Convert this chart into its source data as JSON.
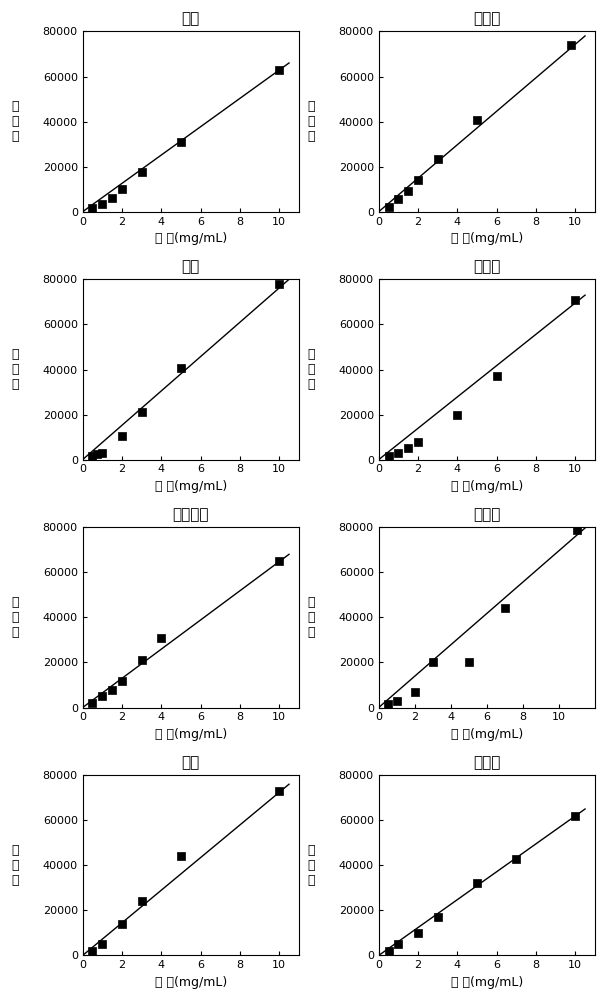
{
  "plots": [
    {
      "title": "木糖",
      "x": [
        0.5,
        1.0,
        1.5,
        2.0,
        3.0,
        5.0,
        10.0
      ],
      "y": [
        1500,
        3500,
        6000,
        10000,
        17500,
        31000,
        63000
      ],
      "line_x": [
        0,
        10.5
      ],
      "line_y": [
        0,
        66000
      ],
      "ylim": [
        0,
        80000
      ],
      "xlim": [
        0,
        11
      ],
      "xticks": [
        0,
        2,
        4,
        6,
        8,
        10
      ],
      "xtick_labels": [
        "0",
        "2",
        "4",
        "6",
        "8",
        "10"
      ]
    },
    {
      "title": "木糖醇",
      "x": [
        0.5,
        1.0,
        1.5,
        2.0,
        3.0,
        5.0,
        9.8
      ],
      "y": [
        2200,
        5500,
        9000,
        14000,
        23500,
        40500,
        74000
      ],
      "line_x": [
        0,
        10.5
      ],
      "line_y": [
        0,
        78000
      ],
      "ylim": [
        0,
        80000
      ],
      "xlim": [
        0,
        11
      ],
      "xticks": [
        0,
        2,
        4,
        6,
        8,
        10
      ],
      "xtick_labels": [
        "0",
        "2",
        "4",
        "6",
        "8",
        "10"
      ]
    },
    {
      "title": "果糖",
      "x": [
        0.5,
        0.75,
        1.0,
        2.0,
        3.0,
        5.0,
        10.0
      ],
      "y": [
        1500,
        2500,
        3000,
        10500,
        21000,
        40500,
        78000
      ],
      "line_x": [
        0,
        10.5
      ],
      "line_y": [
        0,
        80000
      ],
      "ylim": [
        0,
        80000
      ],
      "xlim": [
        0,
        11
      ],
      "xticks": [
        0,
        2,
        4,
        6,
        8,
        10
      ],
      "xtick_labels": [
        "0",
        "2",
        "4",
        "6",
        "8",
        "10"
      ]
    },
    {
      "title": "葡萄糖",
      "x": [
        0.5,
        1.0,
        1.5,
        2.0,
        4.0,
        6.0,
        10.0
      ],
      "y": [
        1500,
        3000,
        5000,
        8000,
        20000,
        37000,
        71000
      ],
      "line_x": [
        0,
        10.5
      ],
      "line_y": [
        0,
        73000
      ],
      "ylim": [
        0,
        80000
      ],
      "xlim": [
        0,
        11
      ],
      "xticks": [
        0,
        2,
        4,
        6,
        8,
        10
      ],
      "xtick_labels": [
        "0",
        "2",
        "4",
        "6",
        "8",
        "10"
      ]
    },
    {
      "title": "赤藓糖醇",
      "x": [
        0.5,
        1.0,
        1.5,
        2.0,
        3.0,
        4.0,
        10.0
      ],
      "y": [
        2000,
        5000,
        8000,
        12000,
        21000,
        31000,
        65000
      ],
      "line_x": [
        0,
        10.5
      ],
      "line_y": [
        0,
        68000
      ],
      "ylim": [
        0,
        80000
      ],
      "xlim": [
        0,
        11
      ],
      "xticks": [
        0,
        2,
        4,
        6,
        8,
        10
      ],
      "xtick_labels": [
        "0",
        "2",
        "4",
        "6",
        "8",
        "10"
      ]
    },
    {
      "title": "甘露醇",
      "x": [
        0.5,
        1.0,
        2.0,
        3.0,
        5.0,
        7.0,
        11.0
      ],
      "y": [
        1500,
        3000,
        7000,
        20000,
        20000,
        44000,
        79000
      ],
      "line_x": [
        0,
        11.5
      ],
      "line_y": [
        0,
        80000
      ],
      "ylim": [
        0,
        80000
      ],
      "xlim": [
        0,
        12
      ],
      "xticks": [
        0,
        2,
        4,
        6,
        8,
        10
      ],
      "xtick_labels": [
        "0",
        "2",
        "4",
        "6",
        "8",
        "10"
      ]
    },
    {
      "title": "蔗糖",
      "x": [
        0.5,
        1.0,
        2.0,
        3.0,
        5.0,
        10.0
      ],
      "y": [
        2000,
        5000,
        14000,
        24000,
        44000,
        73000
      ],
      "line_x": [
        0,
        10.5
      ],
      "line_y": [
        0,
        76000
      ],
      "ylim": [
        0,
        80000
      ],
      "xlim": [
        0,
        11
      ],
      "xticks": [
        0,
        2,
        4,
        6,
        8,
        10
      ],
      "xtick_labels": [
        "0",
        "2",
        "4",
        "6",
        "8",
        "10"
      ]
    },
    {
      "title": "麦芽糖",
      "x": [
        0.5,
        1.0,
        2.0,
        3.0,
        5.0,
        7.0,
        10.0
      ],
      "y": [
        2000,
        5000,
        10000,
        17000,
        32000,
        43000,
        62000
      ],
      "line_x": [
        0,
        10.5
      ],
      "line_y": [
        0,
        65000
      ],
      "ylim": [
        0,
        80000
      ],
      "xlim": [
        0,
        11
      ],
      "xticks": [
        0,
        2,
        4,
        6,
        8,
        10
      ],
      "xtick_labels": [
        "0",
        "2",
        "4",
        "6",
        "8",
        "10"
      ]
    }
  ],
  "ylabel": "峰\n面\n积",
  "xlabel_prefix": "浓 度(mg/mL)",
  "marker": "s",
  "marker_size": 6,
  "marker_color": "black",
  "line_color": "black",
  "title_fontsize": 11,
  "label_fontsize": 9,
  "tick_fontsize": 8
}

| TASK STATEMENT |
State the count of lines in the data holding the word "black", adding nothing to it.

| RESULT OF THE EXERCISE |
2